Challenge:
Copy out all of the data below with no alterations.

Figure content listings
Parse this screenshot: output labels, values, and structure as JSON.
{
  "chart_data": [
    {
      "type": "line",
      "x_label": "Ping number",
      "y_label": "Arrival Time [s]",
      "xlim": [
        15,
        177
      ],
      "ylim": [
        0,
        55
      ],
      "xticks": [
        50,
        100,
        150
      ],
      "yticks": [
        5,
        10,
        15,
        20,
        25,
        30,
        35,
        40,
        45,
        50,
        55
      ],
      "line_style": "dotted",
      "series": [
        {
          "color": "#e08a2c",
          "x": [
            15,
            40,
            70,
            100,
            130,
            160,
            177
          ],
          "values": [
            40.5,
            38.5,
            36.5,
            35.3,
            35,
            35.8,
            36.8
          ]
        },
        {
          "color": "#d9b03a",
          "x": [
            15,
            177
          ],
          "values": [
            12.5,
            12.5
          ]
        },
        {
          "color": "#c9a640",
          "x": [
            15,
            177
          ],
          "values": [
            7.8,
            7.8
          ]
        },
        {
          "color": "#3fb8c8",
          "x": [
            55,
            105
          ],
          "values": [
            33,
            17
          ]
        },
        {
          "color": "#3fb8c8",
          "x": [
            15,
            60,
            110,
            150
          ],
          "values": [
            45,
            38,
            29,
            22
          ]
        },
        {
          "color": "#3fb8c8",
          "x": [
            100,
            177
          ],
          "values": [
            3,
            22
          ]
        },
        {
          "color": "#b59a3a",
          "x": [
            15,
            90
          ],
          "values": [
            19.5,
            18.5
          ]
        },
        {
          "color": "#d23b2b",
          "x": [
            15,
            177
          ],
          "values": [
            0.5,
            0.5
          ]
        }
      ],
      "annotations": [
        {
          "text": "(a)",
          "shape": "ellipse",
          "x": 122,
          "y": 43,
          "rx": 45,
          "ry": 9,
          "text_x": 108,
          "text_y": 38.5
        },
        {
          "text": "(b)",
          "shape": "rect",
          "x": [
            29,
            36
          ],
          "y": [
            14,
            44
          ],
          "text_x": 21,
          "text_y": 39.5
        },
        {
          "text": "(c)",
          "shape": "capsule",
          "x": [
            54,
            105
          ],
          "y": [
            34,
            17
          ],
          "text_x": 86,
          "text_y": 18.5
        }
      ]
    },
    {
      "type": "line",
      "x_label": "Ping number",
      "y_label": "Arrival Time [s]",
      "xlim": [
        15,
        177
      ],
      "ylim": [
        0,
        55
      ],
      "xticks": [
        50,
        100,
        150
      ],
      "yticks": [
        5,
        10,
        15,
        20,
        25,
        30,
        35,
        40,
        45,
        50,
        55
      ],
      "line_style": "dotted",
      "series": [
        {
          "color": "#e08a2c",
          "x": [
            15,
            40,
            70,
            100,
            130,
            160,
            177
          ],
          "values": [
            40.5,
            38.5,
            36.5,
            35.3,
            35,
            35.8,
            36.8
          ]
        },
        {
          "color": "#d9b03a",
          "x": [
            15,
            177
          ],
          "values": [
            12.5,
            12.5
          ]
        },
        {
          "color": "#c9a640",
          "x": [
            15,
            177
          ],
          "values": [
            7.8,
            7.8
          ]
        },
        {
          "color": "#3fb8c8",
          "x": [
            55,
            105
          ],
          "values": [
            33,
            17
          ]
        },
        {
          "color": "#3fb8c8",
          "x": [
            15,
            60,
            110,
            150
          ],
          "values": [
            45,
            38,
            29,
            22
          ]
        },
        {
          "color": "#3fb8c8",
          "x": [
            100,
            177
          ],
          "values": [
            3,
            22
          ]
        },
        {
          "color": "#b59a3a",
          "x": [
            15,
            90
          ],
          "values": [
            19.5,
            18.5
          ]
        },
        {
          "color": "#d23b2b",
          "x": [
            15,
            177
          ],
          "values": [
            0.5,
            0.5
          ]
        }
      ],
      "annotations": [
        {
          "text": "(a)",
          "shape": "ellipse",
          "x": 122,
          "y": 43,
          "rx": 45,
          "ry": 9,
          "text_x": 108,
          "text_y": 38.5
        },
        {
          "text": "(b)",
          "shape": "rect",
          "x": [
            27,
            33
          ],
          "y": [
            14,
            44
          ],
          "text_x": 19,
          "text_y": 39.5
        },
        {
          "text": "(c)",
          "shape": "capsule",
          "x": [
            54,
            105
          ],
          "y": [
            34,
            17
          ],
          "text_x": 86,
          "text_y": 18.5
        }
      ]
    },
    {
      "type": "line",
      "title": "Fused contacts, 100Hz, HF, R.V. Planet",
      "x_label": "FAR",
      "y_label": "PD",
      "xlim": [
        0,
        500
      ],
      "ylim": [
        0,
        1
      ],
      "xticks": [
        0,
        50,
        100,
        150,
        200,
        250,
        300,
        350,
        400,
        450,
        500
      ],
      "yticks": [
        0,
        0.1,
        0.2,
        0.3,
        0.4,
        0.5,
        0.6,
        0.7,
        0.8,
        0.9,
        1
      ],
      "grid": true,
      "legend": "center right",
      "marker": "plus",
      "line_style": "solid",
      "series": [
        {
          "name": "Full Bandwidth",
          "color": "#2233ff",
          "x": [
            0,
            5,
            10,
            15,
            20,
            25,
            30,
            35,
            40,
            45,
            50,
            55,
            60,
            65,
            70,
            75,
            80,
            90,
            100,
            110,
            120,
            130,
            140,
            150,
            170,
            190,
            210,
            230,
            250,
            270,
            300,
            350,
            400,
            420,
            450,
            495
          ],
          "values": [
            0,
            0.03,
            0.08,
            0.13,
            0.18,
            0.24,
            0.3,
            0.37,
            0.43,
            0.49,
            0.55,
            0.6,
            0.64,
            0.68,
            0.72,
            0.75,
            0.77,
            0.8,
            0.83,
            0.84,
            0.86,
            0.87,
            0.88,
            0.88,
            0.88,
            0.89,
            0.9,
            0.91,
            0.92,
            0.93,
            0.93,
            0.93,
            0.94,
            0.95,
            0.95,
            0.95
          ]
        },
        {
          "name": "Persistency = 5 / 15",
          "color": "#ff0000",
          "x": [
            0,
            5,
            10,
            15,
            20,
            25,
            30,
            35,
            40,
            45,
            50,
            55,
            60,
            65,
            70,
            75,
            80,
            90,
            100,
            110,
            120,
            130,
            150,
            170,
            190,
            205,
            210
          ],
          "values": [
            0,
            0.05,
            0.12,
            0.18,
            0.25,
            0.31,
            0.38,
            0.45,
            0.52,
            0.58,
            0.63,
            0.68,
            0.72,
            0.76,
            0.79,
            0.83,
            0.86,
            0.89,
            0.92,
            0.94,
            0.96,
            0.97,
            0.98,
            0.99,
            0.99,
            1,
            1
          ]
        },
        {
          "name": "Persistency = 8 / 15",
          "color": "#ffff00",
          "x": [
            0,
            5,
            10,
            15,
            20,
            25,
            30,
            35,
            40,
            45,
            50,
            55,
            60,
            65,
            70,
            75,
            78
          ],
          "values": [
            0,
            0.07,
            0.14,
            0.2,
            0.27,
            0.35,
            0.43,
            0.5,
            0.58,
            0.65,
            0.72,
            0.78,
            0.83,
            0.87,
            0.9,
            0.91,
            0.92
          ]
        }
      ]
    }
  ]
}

Finished task:
Parse this screenshot: output labels, values, and structure as JSON.
{
  "chart_data": [
    {
      "type": "line",
      "x_label": "Ping number",
      "y_label": "Arrival Time [s]",
      "xlim": [
        15,
        177
      ],
      "ylim": [
        0,
        55
      ],
      "xticks": [
        50,
        100,
        150
      ],
      "yticks": [
        5,
        10,
        15,
        20,
        25,
        30,
        35,
        40,
        45,
        50,
        55
      ],
      "line_style": "dotted",
      "series": [
        {
          "color": "#e08a2c",
          "x": [
            15,
            40,
            70,
            100,
            130,
            160,
            177
          ],
          "values": [
            40.5,
            38.5,
            36.5,
            35.3,
            35,
            35.8,
            36.8
          ]
        },
        {
          "color": "#d9b03a",
          "x": [
            15,
            177
          ],
          "values": [
            12.5,
            12.5
          ]
        },
        {
          "color": "#c9a640",
          "x": [
            15,
            177
          ],
          "values": [
            7.8,
            7.8
          ]
        },
        {
          "color": "#3fb8c8",
          "x": [
            55,
            105
          ],
          "values": [
            33,
            17
          ]
        },
        {
          "color": "#3fb8c8",
          "x": [
            15,
            60,
            110,
            150
          ],
          "values": [
            45,
            38,
            29,
            22
          ]
        },
        {
          "color": "#3fb8c8",
          "x": [
            100,
            177
          ],
          "values": [
            3,
            22
          ]
        },
        {
          "color": "#b59a3a",
          "x": [
            15,
            90
          ],
          "values": [
            19.5,
            18.5
          ]
        },
        {
          "color": "#d23b2b",
          "x": [
            15,
            177
          ],
          "values": [
            0.5,
            0.5
          ]
        }
      ],
      "annotations": [
        {
          "text": "(a)",
          "shape": "ellipse",
          "x": 122,
          "y": 43,
          "rx": 45,
          "ry": 9,
          "text_x": 108,
          "text_y": 38.5
        },
        {
          "text": "(b)",
          "shape": "rect",
          "x": [
            29,
            36
          ],
          "y": [
            14,
            44
          ],
          "text_x": 21,
          "text_y": 39.5
        },
        {
          "text": "(c)",
          "shape": "capsule",
          "x": [
            54,
            105
          ],
          "y": [
            34,
            17
          ],
          "text_x": 86,
          "text_y": 18.5
        }
      ]
    },
    {
      "type": "line",
      "x_label": "Ping number",
      "y_label": "Arrival Time [s]",
      "xlim": [
        15,
        177
      ],
      "ylim": [
        0,
        55
      ],
      "xticks": [
        50,
        100,
        150
      ],
      "yticks": [
        5,
        10,
        15,
        20,
        25,
        30,
        35,
        40,
        45,
        50,
        55
      ],
      "line_style": "dotted",
      "series": [
        {
          "color": "#e08a2c",
          "x": [
            15,
            40,
            70,
            100,
            130,
            160,
            177
          ],
          "values": [
            40.5,
            38.5,
            36.5,
            35.3,
            35,
            35.8,
            36.8
          ]
        },
        {
          "color": "#d9b03a",
          "x": [
            15,
            177
          ],
          "values": [
            12.5,
            12.5
          ]
        },
        {
          "color": "#c9a640",
          "x": [
            15,
            177
          ],
          "values": [
            7.8,
            7.8
          ]
        },
        {
          "color": "#3fb8c8",
          "x": [
            55,
            105
          ],
          "values": [
            33,
            17
          ]
        },
        {
          "color": "#3fb8c8",
          "x": [
            15,
            60,
            110,
            150
          ],
          "values": [
            45,
            38,
            29,
            22
          ]
        },
        {
          "color": "#3fb8c8",
          "x": [
            100,
            177
          ],
          "values": [
            3,
            22
          ]
        },
        {
          "color": "#b59a3a",
          "x": [
            15,
            90
          ],
          "values": [
            19.5,
            18.5
          ]
        },
        {
          "color": "#d23b2b",
          "x": [
            15,
            177
          ],
          "values": [
            0.5,
            0.5
          ]
        }
      ],
      "annotations": [
        {
          "text": "(a)",
          "shape": "ellipse",
          "x": 122,
          "y": 43,
          "rx": 45,
          "ry": 9,
          "text_x": 108,
          "text_y": 38.5
        },
        {
          "text": "(b)",
          "shape": "rect",
          "x": [
            27,
            33
          ],
          "y": [
            14,
            44
          ],
          "text_x": 19,
          "text_y": 39.5
        },
        {
          "text": "(c)",
          "shape": "capsule",
          "x": [
            54,
            105
          ],
          "y": [
            34,
            17
          ],
          "text_x": 86,
          "text_y": 18.5
        }
      ]
    },
    {
      "type": "line",
      "title": "Fused contacts, 100Hz, HF, R.V. Planet",
      "x_label": "FAR",
      "y_label": "PD",
      "xlim": [
        0,
        500
      ],
      "ylim": [
        0,
        1
      ],
      "xticks": [
        0,
        50,
        100,
        150,
        200,
        250,
        300,
        350,
        400,
        450,
        500
      ],
      "yticks": [
        0,
        0.1,
        0.2,
        0.3,
        0.4,
        0.5,
        0.6,
        0.7,
        0.8,
        0.9,
        1
      ],
      "grid": true,
      "legend": "center right",
      "marker": "plus",
      "line_style": "solid",
      "series": [
        {
          "name": "Full Bandwidth",
          "color": "#2233ff",
          "x": [
            0,
            5,
            10,
            15,
            20,
            25,
            30,
            35,
            40,
            45,
            50,
            55,
            60,
            65,
            70,
            75,
            80,
            90,
            100,
            110,
            120,
            130,
            140,
            150,
            170,
            190,
            210,
            230,
            250,
            270,
            300,
            350,
            400,
            420,
            450,
            495
          ],
          "values": [
            0,
            0.03,
            0.08,
            0.13,
            0.18,
            0.24,
            0.3,
            0.37,
            0.43,
            0.49,
            0.55,
            0.6,
            0.64,
            0.68,
            0.72,
            0.75,
            0.77,
            0.8,
            0.83,
            0.84,
            0.86,
            0.87,
            0.88,
            0.88,
            0.88,
            0.89,
            0.9,
            0.91,
            0.92,
            0.93,
            0.93,
            0.93,
            0.94,
            0.95,
            0.95,
            0.95
          ]
        },
        {
          "name": "Persistency = 5 / 15",
          "color": "#ff0000",
          "x": [
            0,
            5,
            10,
            15,
            20,
            25,
            30,
            35,
            40,
            45,
            50,
            55,
            60,
            65,
            70,
            75,
            80,
            90,
            100,
            110,
            120,
            130,
            150,
            170,
            190,
            205,
            210
          ],
          "values": [
            0,
            0.05,
            0.12,
            0.18,
            0.25,
            0.31,
            0.38,
            0.45,
            0.52,
            0.58,
            0.63,
            0.68,
            0.72,
            0.76,
            0.79,
            0.83,
            0.86,
            0.89,
            0.92,
            0.94,
            0.96,
            0.97,
            0.98,
            0.99,
            0.99,
            1,
            1
          ]
        },
        {
          "name": "Persistency = 8 / 15",
          "color": "#ffff00",
          "x": [
            0,
            5,
            10,
            15,
            20,
            25,
            30,
            35,
            40,
            45,
            50,
            55,
            60,
            65,
            70,
            75,
            78
          ],
          "values": [
            0,
            0.07,
            0.14,
            0.2,
            0.27,
            0.35,
            0.43,
            0.5,
            0.58,
            0.65,
            0.72,
            0.78,
            0.83,
            0.87,
            0.9,
            0.91,
            0.92
          ]
        }
      ]
    }
  ]
}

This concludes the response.